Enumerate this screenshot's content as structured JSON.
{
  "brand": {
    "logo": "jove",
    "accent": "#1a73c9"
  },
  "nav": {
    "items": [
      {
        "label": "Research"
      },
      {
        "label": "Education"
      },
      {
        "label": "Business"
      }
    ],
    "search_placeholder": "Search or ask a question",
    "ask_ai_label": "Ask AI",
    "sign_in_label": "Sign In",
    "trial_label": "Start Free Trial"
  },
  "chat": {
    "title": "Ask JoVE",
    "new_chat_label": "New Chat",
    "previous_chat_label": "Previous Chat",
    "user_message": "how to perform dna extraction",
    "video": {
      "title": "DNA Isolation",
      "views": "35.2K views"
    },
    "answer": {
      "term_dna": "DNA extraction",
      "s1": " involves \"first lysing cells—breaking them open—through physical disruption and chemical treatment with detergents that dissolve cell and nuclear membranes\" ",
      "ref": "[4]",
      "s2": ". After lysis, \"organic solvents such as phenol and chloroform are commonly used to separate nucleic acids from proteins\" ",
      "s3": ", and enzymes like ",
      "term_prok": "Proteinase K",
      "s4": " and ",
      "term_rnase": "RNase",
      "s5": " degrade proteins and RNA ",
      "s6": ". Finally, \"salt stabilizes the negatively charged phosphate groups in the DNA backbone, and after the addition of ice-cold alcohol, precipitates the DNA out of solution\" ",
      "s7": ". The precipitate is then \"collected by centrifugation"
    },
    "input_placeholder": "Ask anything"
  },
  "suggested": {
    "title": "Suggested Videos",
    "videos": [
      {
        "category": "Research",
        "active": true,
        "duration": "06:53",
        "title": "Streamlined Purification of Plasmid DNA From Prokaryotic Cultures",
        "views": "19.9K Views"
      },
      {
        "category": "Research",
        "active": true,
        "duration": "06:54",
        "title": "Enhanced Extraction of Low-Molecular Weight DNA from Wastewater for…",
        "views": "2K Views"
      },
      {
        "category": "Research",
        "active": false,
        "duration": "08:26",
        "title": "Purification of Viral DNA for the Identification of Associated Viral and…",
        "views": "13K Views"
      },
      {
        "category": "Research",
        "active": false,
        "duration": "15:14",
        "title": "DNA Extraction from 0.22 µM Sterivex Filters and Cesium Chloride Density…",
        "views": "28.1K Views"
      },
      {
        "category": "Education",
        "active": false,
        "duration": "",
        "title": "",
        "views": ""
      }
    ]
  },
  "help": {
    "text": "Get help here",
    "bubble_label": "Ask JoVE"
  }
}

-------------------------

§ What you need to do: Would you please copy the whole listing exactly as given?

§ Exercise solution:
Enumerate this screenshot's content as structured JSON.
{
  "brand": {
    "logo": "jove",
    "accent": "#1a73c9"
  },
  "nav": {
    "items": [
      {
        "label": "Research"
      },
      {
        "label": "Education"
      },
      {
        "label": "Business"
      }
    ],
    "search_placeholder": "Search or ask a question",
    "ask_ai_label": "Ask AI",
    "sign_in_label": "Sign In",
    "trial_label": "Start Free Trial"
  },
  "chat": {
    "title": "Ask JoVE",
    "new_chat_label": "New Chat",
    "previous_chat_label": "Previous Chat",
    "user_message": "how to perform dna extraction",
    "video": {
      "title": "DNA Isolation",
      "views": "35.2K views"
    },
    "answer": {
      "term_dna": "DNA extraction",
      "s1": " involves \"first lysing cells—breaking them open—through physical disruption and chemical treatment with detergents that dissolve cell and nuclear membranes\" ",
      "ref": "[4]",
      "s2": ". After lysis, \"organic solvents such as phenol and chloroform are commonly used to separate nucleic acids from proteins\" ",
      "s3": ", and enzymes like ",
      "term_prok": "Proteinase K",
      "s4": " and ",
      "term_rnase": "RNase",
      "s5": " degrade proteins and RNA ",
      "s6": ". Finally, \"salt stabilizes the negatively charged phosphate groups in the DNA backbone, and after the addition of ice-cold alcohol, precipitates the DNA out of solution\" ",
      "s7": ". The precipitate is then \"collected by centrifugation"
    },
    "input_placeholder": "Ask anything"
  },
  "suggested": {
    "title": "Suggested Videos",
    "videos": [
      {
        "category": "Research",
        "active": true,
        "duration": "06:53",
        "title": "Streamlined Purification of Plasmid DNA From Prokaryotic Cultures",
        "views": "19.9K Views"
      },
      {
        "category": "Research",
        "active": true,
        "duration": "06:54",
        "title": "Enhanced Extraction of Low-Molecular Weight DNA from Wastewater for…",
        "views": "2K Views"
      },
      {
        "category": "Research",
        "active": false,
        "duration": "08:26",
        "title": "Purification of Viral DNA for the Identification of Associated Viral and…",
        "views": "13K Views"
      },
      {
        "category": "Research",
        "active": false,
        "duration": "15:14",
        "title": "DNA Extraction from 0.22 µM Sterivex Filters and Cesium Chloride Density…",
        "views": "28.1K Views"
      },
      {
        "category": "Education",
        "active": false,
        "duration": "",
        "title": "",
        "views": ""
      }
    ]
  },
  "help": {
    "text": "Get help here",
    "bubble_label": "Ask JoVE"
  }
}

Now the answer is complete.